— Begin —

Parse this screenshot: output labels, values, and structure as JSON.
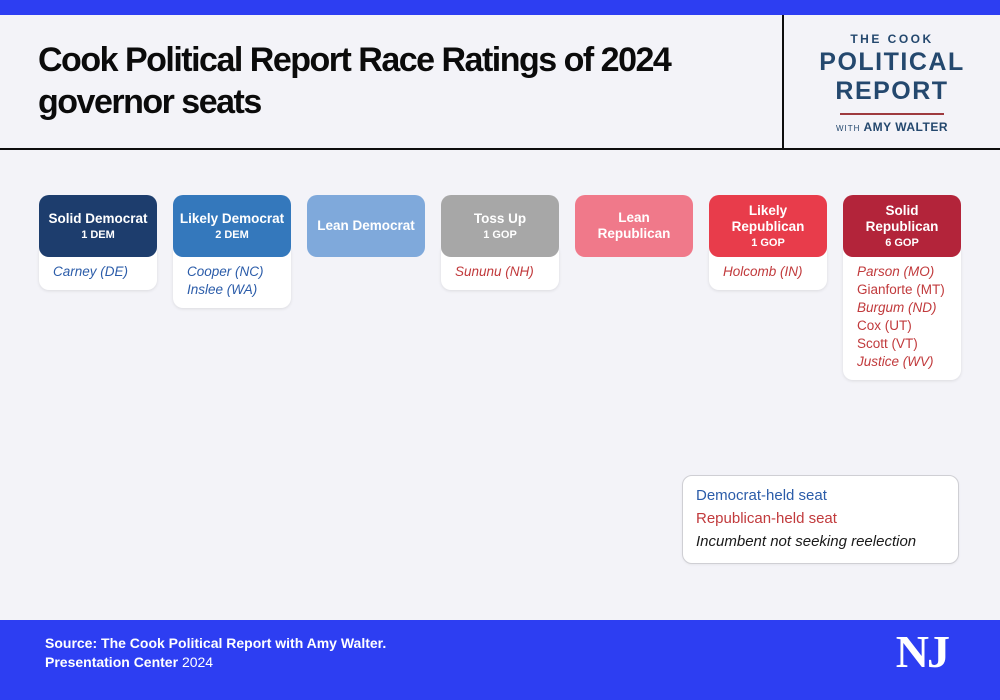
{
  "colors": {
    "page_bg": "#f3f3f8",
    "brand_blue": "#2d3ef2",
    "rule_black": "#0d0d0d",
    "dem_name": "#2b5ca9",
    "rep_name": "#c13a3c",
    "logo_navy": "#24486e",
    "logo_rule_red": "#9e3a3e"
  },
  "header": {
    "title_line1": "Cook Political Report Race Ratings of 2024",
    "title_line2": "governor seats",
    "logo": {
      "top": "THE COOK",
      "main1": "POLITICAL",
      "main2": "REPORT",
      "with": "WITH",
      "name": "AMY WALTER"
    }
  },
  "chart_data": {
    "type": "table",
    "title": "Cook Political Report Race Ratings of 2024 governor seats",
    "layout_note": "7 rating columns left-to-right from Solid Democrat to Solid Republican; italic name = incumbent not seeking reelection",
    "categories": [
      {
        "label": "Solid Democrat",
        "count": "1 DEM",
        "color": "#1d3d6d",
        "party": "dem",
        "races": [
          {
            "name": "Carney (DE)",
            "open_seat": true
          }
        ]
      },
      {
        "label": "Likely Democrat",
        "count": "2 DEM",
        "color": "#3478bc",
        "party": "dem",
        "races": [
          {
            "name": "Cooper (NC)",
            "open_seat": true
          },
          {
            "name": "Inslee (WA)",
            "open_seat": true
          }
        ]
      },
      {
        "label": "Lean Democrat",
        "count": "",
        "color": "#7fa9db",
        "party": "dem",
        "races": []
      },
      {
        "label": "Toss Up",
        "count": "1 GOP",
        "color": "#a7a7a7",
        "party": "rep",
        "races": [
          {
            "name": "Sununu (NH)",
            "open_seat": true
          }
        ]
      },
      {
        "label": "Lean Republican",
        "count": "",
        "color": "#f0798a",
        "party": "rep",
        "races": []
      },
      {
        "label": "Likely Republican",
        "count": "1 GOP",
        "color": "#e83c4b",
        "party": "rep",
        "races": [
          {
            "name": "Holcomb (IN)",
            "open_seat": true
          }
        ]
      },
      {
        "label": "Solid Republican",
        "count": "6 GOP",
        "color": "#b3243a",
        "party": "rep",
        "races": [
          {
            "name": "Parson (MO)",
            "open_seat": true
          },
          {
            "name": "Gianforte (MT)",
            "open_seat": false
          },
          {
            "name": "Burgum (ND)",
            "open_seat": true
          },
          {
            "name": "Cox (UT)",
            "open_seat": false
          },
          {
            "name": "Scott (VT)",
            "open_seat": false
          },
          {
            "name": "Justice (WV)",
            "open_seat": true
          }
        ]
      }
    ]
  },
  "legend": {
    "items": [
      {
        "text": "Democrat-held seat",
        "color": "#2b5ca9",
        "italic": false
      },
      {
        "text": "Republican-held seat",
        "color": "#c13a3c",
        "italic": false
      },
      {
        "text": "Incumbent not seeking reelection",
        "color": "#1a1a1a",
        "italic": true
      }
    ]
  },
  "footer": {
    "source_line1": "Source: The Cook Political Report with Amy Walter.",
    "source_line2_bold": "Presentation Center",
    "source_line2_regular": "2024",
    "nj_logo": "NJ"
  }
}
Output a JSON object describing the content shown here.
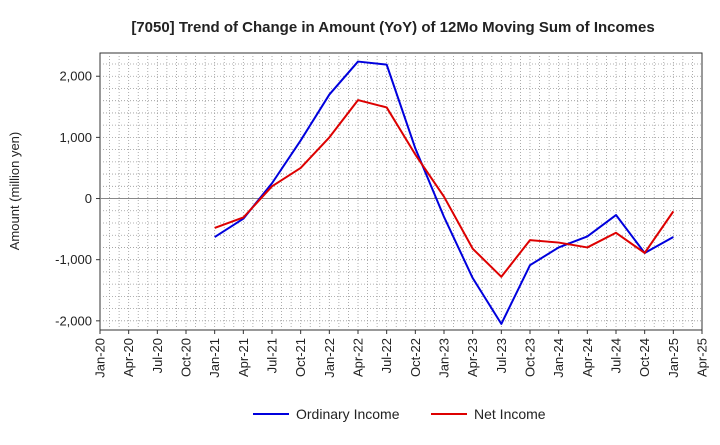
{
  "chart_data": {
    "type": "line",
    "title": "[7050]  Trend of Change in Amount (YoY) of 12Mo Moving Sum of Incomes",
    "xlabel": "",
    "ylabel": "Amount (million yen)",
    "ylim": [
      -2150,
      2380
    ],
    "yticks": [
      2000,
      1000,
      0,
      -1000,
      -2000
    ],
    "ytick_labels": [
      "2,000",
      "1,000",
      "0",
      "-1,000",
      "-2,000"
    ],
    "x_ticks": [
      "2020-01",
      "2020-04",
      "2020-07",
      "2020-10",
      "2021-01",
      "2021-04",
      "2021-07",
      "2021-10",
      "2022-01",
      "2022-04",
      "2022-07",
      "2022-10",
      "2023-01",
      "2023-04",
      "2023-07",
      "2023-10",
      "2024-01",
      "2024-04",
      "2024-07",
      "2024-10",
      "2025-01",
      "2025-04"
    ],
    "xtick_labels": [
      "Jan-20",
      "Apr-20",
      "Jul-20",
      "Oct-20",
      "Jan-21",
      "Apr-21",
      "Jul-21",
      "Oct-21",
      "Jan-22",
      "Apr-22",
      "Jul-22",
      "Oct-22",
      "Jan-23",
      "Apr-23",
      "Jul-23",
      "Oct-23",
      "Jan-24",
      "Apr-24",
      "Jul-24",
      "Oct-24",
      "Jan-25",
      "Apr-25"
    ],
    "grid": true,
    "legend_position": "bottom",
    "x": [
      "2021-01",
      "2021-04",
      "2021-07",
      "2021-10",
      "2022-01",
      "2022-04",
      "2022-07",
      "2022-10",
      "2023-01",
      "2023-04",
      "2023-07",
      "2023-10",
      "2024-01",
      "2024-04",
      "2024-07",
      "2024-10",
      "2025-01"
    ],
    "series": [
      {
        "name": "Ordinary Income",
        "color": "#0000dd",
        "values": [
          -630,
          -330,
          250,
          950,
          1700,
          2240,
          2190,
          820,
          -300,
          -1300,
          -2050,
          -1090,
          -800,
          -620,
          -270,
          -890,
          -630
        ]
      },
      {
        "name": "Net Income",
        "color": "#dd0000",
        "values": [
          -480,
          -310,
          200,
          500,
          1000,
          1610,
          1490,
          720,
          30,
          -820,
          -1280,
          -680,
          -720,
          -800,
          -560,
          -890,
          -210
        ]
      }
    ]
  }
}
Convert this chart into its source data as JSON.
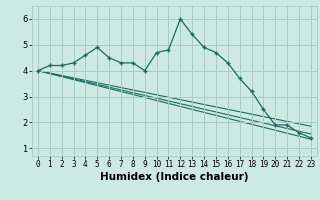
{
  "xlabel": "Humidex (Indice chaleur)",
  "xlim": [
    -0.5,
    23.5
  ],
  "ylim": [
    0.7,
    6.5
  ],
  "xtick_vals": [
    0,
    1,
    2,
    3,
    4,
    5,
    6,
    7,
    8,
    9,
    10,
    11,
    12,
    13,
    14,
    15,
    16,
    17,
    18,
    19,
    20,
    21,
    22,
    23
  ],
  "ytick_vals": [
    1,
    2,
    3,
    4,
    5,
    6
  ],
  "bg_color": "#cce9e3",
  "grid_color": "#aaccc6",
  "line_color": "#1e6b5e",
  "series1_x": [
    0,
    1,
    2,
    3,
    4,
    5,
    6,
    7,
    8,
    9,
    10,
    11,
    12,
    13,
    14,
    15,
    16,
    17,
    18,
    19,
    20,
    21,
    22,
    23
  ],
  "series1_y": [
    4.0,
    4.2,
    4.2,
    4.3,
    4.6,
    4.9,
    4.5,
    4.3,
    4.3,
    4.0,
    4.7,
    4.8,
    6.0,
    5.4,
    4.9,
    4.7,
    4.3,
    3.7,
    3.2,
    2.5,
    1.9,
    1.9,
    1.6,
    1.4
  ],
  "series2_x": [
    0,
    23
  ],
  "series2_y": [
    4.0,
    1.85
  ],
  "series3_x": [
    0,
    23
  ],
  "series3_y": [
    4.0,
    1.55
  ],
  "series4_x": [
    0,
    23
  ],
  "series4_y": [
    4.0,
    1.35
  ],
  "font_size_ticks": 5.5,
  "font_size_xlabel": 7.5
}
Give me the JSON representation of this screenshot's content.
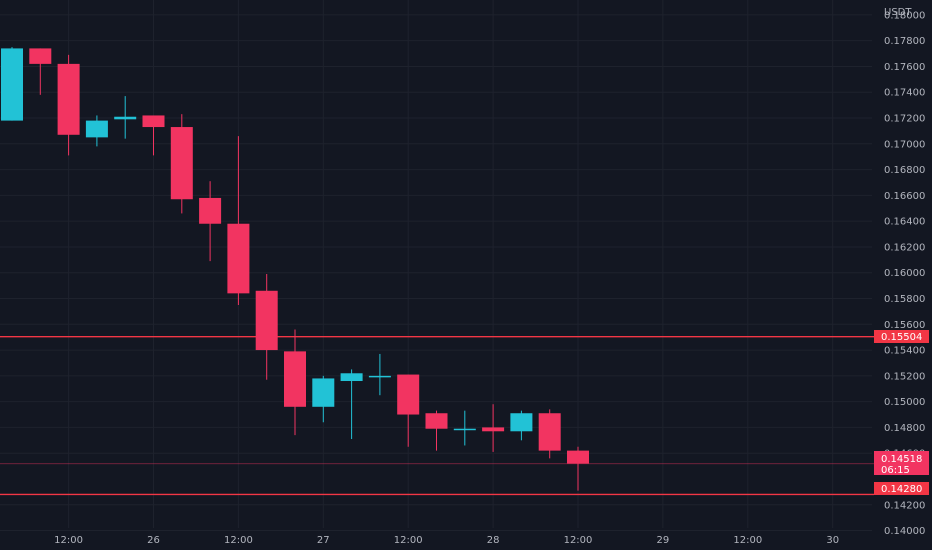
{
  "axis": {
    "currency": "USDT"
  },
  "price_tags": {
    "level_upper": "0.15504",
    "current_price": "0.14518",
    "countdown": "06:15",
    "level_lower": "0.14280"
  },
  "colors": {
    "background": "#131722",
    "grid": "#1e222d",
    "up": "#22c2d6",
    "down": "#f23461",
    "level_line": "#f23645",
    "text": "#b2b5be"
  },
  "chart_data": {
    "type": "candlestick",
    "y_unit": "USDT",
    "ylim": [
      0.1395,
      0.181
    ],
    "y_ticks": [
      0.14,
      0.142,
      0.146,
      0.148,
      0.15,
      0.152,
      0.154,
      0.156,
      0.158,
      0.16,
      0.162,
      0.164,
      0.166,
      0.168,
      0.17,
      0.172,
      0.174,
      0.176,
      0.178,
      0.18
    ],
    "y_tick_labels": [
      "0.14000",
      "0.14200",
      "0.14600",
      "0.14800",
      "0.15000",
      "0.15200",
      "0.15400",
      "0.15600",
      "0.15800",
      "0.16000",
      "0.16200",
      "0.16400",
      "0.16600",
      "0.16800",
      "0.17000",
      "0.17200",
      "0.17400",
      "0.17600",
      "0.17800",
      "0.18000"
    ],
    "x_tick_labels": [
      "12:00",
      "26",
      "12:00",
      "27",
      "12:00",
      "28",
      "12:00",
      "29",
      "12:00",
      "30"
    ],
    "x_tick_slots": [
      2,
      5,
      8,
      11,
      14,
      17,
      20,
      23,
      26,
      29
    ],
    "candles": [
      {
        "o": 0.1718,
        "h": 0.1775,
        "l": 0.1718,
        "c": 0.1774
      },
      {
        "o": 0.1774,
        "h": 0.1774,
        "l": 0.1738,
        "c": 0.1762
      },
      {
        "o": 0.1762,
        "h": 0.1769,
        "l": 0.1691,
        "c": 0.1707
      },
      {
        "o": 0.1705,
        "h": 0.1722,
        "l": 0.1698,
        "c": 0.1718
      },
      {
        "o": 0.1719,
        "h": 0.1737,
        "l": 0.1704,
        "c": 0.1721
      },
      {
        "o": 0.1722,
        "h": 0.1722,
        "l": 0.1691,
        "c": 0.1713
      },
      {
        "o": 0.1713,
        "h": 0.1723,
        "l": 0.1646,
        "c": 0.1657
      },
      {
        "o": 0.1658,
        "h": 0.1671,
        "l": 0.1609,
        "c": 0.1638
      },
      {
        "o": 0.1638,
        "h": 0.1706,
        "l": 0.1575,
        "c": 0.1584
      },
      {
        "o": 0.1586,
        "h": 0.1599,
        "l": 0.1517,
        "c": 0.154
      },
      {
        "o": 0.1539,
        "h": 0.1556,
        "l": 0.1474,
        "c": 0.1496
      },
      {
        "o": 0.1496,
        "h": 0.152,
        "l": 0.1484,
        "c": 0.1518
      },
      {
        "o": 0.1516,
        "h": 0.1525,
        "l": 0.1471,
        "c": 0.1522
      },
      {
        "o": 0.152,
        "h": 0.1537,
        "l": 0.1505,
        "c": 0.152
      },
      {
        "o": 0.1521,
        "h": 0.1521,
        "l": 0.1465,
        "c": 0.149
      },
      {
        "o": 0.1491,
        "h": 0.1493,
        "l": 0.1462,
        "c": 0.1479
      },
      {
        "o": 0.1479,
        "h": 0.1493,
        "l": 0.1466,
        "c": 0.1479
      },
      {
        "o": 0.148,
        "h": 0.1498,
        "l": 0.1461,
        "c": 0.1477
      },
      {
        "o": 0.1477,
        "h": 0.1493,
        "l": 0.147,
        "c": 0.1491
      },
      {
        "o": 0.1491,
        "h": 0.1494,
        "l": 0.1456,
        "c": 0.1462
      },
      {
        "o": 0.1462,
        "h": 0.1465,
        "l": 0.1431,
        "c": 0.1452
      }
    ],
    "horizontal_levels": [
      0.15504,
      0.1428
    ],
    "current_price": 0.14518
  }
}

— End —

Locate the lines above that contain "Republican" and copy them.

*SOLUTION TO THIS PROBLEM*
    "layout_note": "7 rating columns left-to-right from Solid Democrat to Solid Republican; italic name = incumbent not seeking reelection",
        "label": "Lean Republican",
        "label": "Likely Republican",
        "label": "Solid Republican",
        "text": "Republican-held seat",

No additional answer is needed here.